# Given problem
Copy out every record precisely.

# Rows
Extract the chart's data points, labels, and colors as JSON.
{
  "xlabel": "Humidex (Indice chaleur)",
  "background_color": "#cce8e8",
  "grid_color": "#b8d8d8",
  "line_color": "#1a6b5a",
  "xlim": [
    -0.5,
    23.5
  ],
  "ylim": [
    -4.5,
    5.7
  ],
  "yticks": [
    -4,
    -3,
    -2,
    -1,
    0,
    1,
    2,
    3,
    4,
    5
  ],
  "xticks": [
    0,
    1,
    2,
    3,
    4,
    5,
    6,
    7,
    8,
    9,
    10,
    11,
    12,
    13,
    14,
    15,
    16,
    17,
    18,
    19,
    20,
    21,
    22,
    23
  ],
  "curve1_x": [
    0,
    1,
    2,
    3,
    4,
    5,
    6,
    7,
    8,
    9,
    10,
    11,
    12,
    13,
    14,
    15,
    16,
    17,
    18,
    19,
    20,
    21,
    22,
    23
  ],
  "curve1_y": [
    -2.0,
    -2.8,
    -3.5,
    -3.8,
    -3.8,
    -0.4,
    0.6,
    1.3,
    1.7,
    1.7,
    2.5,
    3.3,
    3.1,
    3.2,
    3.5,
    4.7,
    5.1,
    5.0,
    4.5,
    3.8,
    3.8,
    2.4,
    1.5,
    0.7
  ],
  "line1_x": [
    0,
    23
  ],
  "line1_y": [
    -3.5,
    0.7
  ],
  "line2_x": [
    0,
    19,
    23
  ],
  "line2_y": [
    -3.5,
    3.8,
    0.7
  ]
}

# Written answer
Extract the chart's data points, labels, and colors as JSON.
{
  "xlabel": "Humidex (Indice chaleur)",
  "background_color": "#cce8e8",
  "grid_color": "#b8d8d8",
  "line_color": "#1a6b5a",
  "xlim": [
    -0.5,
    23.5
  ],
  "ylim": [
    -4.5,
    5.7
  ],
  "yticks": [
    -4,
    -3,
    -2,
    -1,
    0,
    1,
    2,
    3,
    4,
    5
  ],
  "xticks": [
    0,
    1,
    2,
    3,
    4,
    5,
    6,
    7,
    8,
    9,
    10,
    11,
    12,
    13,
    14,
    15,
    16,
    17,
    18,
    19,
    20,
    21,
    22,
    23
  ],
  "curve1_x": [
    0,
    1,
    2,
    3,
    4,
    5,
    6,
    7,
    8,
    9,
    10,
    11,
    12,
    13,
    14,
    15,
    16,
    17,
    18,
    19,
    20,
    21,
    22,
    23
  ],
  "curve1_y": [
    -2.0,
    -2.8,
    -3.5,
    -3.8,
    -3.8,
    -0.4,
    0.6,
    1.3,
    1.7,
    1.7,
    2.5,
    3.3,
    3.1,
    3.2,
    3.5,
    4.7,
    5.1,
    5.0,
    4.5,
    3.8,
    3.8,
    2.4,
    1.5,
    0.7
  ],
  "line1_x": [
    0,
    23
  ],
  "line1_y": [
    -3.5,
    0.7
  ],
  "line2_x": [
    0,
    19,
    23
  ],
  "line2_y": [
    -3.5,
    3.8,
    0.7
  ]
}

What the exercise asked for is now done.